=== Material supplied ===

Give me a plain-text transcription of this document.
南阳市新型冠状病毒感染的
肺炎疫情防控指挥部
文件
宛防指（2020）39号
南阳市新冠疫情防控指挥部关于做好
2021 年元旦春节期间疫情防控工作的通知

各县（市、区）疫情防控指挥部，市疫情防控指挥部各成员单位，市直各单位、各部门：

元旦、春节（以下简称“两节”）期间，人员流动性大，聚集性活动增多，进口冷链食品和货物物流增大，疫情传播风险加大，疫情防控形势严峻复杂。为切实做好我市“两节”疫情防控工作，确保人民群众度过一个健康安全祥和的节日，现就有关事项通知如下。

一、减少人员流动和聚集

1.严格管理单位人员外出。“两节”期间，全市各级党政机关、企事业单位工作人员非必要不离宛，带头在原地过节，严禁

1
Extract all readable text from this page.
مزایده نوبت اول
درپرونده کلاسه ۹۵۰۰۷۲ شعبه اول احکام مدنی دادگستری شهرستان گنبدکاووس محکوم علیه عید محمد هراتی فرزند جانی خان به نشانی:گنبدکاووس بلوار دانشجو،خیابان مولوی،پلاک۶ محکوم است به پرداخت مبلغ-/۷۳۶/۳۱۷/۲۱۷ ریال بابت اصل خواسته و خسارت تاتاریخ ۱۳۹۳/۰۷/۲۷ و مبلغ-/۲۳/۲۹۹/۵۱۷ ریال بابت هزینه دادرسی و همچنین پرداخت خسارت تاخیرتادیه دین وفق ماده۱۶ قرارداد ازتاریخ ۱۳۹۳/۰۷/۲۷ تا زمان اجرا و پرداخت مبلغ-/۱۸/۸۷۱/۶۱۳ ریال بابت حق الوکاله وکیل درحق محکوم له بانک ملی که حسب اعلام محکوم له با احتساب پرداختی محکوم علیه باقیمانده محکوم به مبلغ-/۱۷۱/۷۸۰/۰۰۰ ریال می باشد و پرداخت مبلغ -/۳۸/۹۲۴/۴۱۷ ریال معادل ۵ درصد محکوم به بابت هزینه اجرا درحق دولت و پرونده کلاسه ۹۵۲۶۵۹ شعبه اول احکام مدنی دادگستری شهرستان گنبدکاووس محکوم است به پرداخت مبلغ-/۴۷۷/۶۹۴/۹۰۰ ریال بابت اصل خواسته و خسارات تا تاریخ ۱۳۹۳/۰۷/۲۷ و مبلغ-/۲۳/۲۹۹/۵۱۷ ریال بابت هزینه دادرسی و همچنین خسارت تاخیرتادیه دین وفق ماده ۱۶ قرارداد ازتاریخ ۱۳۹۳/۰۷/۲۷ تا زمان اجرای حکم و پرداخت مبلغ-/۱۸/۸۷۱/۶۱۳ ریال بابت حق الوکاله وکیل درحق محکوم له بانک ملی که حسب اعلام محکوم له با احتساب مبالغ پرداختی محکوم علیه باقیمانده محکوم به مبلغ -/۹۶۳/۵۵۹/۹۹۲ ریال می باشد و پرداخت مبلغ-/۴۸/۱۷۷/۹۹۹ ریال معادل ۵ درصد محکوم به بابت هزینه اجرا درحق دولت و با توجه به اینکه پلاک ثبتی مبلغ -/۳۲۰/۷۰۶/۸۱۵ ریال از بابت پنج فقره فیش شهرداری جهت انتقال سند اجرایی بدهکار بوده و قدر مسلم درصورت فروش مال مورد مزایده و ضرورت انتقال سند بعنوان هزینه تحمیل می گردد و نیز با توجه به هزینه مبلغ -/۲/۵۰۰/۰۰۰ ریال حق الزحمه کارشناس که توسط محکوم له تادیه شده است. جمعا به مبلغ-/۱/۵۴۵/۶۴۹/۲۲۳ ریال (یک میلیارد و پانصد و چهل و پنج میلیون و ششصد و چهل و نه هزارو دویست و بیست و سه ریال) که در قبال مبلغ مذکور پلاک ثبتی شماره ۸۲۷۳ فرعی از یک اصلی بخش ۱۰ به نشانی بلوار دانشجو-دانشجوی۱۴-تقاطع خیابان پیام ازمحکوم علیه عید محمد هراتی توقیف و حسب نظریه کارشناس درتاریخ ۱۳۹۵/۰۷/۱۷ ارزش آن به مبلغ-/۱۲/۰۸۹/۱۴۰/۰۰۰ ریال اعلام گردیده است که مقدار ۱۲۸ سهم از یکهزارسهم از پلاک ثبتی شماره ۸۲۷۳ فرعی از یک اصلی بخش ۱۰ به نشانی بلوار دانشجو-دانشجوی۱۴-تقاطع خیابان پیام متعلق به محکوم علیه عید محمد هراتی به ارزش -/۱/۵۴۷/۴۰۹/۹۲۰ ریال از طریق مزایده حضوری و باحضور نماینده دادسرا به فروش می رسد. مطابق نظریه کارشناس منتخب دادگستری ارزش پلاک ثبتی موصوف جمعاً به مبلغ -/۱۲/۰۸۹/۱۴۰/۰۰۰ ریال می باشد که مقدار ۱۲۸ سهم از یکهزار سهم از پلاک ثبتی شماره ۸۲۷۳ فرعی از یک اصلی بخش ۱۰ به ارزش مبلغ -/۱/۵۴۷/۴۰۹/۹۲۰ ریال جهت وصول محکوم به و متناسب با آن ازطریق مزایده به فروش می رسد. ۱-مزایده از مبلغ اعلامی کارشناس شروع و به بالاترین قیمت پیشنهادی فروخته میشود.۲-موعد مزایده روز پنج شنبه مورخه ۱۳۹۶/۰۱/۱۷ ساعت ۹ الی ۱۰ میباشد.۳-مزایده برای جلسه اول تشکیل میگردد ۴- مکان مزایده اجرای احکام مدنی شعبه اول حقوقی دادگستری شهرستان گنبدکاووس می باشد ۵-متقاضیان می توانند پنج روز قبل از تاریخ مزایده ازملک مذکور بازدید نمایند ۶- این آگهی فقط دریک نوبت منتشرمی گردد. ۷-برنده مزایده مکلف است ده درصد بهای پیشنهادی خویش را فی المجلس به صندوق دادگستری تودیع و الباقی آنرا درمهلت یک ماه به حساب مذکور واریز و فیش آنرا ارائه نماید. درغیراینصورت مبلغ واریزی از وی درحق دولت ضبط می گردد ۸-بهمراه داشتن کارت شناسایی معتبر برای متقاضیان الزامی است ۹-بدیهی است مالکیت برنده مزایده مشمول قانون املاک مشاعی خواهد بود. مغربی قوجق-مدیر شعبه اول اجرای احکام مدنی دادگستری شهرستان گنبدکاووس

===

Check each line above for the word "text" and copy the ones that have it.

Give me a plain-text transcription of this document.
Extract all readable text from this page.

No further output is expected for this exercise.